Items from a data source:
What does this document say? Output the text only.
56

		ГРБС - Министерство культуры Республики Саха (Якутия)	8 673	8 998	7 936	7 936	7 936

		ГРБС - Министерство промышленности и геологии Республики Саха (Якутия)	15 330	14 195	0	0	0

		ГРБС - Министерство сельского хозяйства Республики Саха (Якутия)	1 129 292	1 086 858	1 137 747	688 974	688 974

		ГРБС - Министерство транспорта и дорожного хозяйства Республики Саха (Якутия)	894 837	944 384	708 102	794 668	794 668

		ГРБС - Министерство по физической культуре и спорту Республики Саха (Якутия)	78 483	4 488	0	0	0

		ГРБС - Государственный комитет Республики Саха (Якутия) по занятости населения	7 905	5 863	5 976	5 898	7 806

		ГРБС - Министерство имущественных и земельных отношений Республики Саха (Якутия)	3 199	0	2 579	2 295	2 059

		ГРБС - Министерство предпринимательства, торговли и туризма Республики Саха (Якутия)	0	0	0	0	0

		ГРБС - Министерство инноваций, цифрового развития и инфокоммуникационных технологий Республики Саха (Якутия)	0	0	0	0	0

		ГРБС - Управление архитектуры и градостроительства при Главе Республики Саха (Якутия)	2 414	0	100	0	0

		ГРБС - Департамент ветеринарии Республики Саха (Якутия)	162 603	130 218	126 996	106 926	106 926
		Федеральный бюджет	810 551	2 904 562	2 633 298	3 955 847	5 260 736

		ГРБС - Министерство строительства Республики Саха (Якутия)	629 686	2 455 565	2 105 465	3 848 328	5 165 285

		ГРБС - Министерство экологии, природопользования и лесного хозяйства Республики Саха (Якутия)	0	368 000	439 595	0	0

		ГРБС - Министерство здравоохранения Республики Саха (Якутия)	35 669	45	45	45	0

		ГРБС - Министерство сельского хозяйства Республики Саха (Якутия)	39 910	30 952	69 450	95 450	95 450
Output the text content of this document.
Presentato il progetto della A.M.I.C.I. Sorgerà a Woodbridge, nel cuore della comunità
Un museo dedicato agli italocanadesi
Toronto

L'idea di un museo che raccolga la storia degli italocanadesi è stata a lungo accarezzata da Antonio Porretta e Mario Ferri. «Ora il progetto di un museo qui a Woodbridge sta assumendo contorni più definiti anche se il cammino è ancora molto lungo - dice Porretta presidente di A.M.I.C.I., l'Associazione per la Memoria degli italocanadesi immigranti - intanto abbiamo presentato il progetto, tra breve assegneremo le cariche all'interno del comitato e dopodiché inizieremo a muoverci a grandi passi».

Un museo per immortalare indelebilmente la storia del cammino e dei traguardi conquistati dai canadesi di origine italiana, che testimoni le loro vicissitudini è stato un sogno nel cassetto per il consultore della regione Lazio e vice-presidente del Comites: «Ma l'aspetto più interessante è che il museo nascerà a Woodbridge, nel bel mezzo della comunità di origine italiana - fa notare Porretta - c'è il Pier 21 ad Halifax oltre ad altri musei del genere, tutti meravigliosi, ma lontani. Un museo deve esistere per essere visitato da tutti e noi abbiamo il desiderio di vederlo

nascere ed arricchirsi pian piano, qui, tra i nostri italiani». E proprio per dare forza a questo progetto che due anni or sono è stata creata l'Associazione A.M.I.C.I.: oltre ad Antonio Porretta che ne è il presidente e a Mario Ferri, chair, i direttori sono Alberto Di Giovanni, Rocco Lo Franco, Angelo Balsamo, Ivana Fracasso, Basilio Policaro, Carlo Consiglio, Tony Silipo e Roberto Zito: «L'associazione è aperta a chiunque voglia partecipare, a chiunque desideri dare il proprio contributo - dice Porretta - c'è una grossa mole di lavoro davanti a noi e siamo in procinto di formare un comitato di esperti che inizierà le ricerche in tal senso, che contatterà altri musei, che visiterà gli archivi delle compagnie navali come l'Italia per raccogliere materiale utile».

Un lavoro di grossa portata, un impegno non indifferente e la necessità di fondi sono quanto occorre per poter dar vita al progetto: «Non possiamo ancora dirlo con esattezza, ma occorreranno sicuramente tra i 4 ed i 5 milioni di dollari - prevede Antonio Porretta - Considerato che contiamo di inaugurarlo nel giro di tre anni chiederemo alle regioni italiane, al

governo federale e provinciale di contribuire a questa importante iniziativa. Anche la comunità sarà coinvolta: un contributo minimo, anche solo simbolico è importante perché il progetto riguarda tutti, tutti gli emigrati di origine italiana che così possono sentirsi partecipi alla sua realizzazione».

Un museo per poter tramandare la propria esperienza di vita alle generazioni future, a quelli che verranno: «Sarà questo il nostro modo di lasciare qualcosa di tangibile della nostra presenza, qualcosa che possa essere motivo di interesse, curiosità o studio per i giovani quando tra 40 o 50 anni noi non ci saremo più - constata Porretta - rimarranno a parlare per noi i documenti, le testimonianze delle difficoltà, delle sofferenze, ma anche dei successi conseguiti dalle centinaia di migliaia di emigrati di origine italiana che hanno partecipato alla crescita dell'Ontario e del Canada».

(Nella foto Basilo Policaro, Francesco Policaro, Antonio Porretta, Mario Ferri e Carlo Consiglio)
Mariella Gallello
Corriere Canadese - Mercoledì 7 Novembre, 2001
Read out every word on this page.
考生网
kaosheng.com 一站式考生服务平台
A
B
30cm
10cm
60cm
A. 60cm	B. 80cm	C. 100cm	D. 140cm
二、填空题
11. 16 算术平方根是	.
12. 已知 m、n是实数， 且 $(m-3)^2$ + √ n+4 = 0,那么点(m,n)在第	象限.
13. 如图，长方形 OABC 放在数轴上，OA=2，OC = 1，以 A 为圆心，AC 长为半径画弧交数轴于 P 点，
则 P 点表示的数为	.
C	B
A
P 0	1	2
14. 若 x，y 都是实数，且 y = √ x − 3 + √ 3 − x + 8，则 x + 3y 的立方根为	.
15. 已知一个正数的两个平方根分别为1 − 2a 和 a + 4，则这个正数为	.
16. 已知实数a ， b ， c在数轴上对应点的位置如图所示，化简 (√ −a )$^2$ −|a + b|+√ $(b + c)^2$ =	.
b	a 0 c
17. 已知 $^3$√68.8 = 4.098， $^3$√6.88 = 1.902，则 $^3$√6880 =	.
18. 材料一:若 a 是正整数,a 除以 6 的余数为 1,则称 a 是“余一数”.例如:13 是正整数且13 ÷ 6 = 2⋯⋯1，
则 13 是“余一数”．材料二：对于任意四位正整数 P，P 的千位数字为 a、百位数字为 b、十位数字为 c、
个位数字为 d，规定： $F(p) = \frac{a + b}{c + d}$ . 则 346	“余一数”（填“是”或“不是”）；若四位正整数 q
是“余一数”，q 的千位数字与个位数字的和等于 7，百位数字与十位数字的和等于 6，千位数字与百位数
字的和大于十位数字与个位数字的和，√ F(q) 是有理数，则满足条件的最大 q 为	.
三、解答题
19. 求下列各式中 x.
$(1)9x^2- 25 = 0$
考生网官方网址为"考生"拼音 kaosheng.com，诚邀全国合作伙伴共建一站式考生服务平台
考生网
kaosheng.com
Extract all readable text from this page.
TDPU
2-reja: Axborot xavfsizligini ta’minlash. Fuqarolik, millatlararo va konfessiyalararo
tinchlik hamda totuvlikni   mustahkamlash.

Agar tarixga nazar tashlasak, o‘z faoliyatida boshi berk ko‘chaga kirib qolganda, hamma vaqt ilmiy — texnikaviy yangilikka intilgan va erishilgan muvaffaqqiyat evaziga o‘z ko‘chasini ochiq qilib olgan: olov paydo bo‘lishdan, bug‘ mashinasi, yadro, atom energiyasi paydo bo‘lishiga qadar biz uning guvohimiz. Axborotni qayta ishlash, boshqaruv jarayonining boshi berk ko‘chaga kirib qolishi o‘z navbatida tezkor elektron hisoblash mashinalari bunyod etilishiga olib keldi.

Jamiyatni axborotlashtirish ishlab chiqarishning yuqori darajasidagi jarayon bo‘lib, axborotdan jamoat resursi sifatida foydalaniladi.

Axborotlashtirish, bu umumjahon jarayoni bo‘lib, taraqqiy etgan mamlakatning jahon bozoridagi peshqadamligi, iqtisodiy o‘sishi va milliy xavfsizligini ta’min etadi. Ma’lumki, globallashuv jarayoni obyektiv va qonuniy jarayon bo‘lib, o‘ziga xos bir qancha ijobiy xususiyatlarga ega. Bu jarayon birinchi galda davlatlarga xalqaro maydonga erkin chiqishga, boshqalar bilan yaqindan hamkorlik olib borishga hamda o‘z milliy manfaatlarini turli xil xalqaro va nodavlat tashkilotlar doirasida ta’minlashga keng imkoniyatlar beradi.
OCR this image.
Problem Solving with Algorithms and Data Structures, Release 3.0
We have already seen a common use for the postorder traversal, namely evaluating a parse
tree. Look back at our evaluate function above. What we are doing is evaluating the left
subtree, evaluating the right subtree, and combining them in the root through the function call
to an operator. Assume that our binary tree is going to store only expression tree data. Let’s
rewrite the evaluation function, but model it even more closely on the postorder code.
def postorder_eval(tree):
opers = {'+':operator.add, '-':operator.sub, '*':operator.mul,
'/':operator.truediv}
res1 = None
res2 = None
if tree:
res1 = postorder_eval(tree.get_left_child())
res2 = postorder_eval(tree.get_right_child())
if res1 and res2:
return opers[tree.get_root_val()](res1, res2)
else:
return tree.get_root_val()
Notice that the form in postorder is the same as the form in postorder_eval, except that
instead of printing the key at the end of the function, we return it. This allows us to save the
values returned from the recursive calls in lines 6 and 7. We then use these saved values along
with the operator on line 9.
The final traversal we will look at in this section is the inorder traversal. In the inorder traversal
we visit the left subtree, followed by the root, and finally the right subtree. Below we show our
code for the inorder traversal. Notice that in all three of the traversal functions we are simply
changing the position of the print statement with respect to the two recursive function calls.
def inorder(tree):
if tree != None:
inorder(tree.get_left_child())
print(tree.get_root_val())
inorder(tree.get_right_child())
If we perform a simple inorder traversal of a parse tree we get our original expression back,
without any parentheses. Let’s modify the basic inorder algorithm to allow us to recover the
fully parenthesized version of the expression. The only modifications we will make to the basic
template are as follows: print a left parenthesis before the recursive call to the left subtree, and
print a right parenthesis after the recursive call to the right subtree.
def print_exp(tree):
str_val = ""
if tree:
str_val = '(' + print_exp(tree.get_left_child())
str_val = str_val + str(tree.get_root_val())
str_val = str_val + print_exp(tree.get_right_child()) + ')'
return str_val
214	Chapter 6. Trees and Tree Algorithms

_WRITTEN PROBLEM_: Read through the lines above and collect those that contain the string "сельского".

_RESPONSE_:
		ГРБС - Министерство сельского хозяйства Республики Саха (Якутия)	1 129 292	1 086 858	1 137 747	688 974	688 974
		ГРБС - Министерство сельского хозяйства Республики Саха (Якутия)	39 910	30 952	69 450	95 450	95 450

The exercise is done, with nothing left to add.